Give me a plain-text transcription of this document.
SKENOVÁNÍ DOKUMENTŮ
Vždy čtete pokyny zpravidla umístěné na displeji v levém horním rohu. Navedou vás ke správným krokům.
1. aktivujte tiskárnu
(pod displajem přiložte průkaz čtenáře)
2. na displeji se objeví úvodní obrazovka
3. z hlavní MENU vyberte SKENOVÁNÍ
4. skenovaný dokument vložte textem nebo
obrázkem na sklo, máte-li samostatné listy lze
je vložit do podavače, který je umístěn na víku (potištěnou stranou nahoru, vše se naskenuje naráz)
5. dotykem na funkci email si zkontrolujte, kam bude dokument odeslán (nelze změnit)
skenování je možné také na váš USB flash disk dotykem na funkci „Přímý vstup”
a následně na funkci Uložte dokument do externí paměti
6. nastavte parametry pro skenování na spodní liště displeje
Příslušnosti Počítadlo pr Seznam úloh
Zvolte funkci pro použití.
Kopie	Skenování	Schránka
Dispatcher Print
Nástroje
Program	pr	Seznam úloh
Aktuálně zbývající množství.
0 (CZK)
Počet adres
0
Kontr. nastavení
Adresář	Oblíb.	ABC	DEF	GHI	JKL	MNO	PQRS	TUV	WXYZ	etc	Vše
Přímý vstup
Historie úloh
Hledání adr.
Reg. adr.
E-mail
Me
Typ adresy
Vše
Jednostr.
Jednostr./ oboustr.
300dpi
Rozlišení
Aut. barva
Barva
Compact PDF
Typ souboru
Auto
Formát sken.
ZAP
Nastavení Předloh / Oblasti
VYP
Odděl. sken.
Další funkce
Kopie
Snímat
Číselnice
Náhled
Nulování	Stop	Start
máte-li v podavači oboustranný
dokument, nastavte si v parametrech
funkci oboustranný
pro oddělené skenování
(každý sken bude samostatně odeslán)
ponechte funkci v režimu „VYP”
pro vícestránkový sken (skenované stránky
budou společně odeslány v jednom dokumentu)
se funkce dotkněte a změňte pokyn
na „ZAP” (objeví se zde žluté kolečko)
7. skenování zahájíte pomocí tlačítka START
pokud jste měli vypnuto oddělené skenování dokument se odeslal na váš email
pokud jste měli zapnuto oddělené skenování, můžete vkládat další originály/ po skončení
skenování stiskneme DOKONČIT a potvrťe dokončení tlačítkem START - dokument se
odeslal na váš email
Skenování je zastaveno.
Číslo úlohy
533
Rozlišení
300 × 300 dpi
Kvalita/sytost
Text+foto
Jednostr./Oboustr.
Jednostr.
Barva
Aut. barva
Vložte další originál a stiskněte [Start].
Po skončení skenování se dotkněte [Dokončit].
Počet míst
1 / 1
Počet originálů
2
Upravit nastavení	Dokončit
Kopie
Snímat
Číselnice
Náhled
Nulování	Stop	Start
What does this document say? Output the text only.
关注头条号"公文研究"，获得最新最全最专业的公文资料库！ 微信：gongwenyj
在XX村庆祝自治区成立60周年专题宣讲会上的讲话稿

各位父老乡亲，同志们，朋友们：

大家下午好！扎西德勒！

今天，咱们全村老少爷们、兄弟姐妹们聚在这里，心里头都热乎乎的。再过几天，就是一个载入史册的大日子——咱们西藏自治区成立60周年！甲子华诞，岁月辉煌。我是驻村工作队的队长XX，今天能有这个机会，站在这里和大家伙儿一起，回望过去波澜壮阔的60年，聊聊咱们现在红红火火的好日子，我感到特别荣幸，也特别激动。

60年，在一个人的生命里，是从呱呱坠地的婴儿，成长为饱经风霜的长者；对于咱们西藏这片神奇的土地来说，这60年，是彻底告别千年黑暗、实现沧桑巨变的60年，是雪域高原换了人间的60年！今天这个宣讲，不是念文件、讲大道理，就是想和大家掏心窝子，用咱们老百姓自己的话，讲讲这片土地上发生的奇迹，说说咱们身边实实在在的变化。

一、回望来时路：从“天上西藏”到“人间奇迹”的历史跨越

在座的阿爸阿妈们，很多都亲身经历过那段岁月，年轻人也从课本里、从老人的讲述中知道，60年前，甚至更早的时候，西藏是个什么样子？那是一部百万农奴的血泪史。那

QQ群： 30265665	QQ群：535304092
:::
__Task details__: Give the lines from the one containing "What does this" through the end of the entries again, exactly as written and with no other lines.

__Full solution__:
What does this document say? Output the text only.
关注头条号"公文研究"，获得最新最全最专业的公文资料库！ 微信：gongwenyj
在XX村庆祝自治区成立60周年专题宣讲会上的讲话稿

各位父老乡亲，同志们，朋友们：

大家下午好！扎西德勒！

今天，咱们全村老少爷们、兄弟姐妹们聚在这里，心里头都热乎乎的。再过几天，就是一个载入史册的大日子——咱们西藏自治区成立60周年！甲子华诞，岁月辉煌。我是驻村工作队的队长XX，今天能有这个机会，站在这里和大家伙儿一起，回望过去波澜壮阔的60年，聊聊咱们现在红红火火的好日子，我感到特别荣幸，也特别激动。

60年，在一个人的生命里，是从呱呱坠地的婴儿，成长为饱经风霜的长者；对于咱们西藏这片神奇的土地来说，这60年，是彻底告别千年黑暗、实现沧桑巨变的60年，是雪域高原换了人间的60年！今天这个宣讲，不是念文件、讲大道理，就是想和大家掏心窝子，用咱们老百姓自己的话，讲讲这片土地上发生的奇迹，说说咱们身边实实在在的变化。

一、回望来时路：从“天上西藏”到“人间奇迹”的历史跨越

在座的阿爸阿妈们，很多都亲身经历过那段岁月，年轻人也从课本里、从老人的讲述中知道，60年前，甚至更早的时候，西藏是个什么样子？那是一部百万农奴的血泪史。那

QQ群： 30265665	QQ群：535304092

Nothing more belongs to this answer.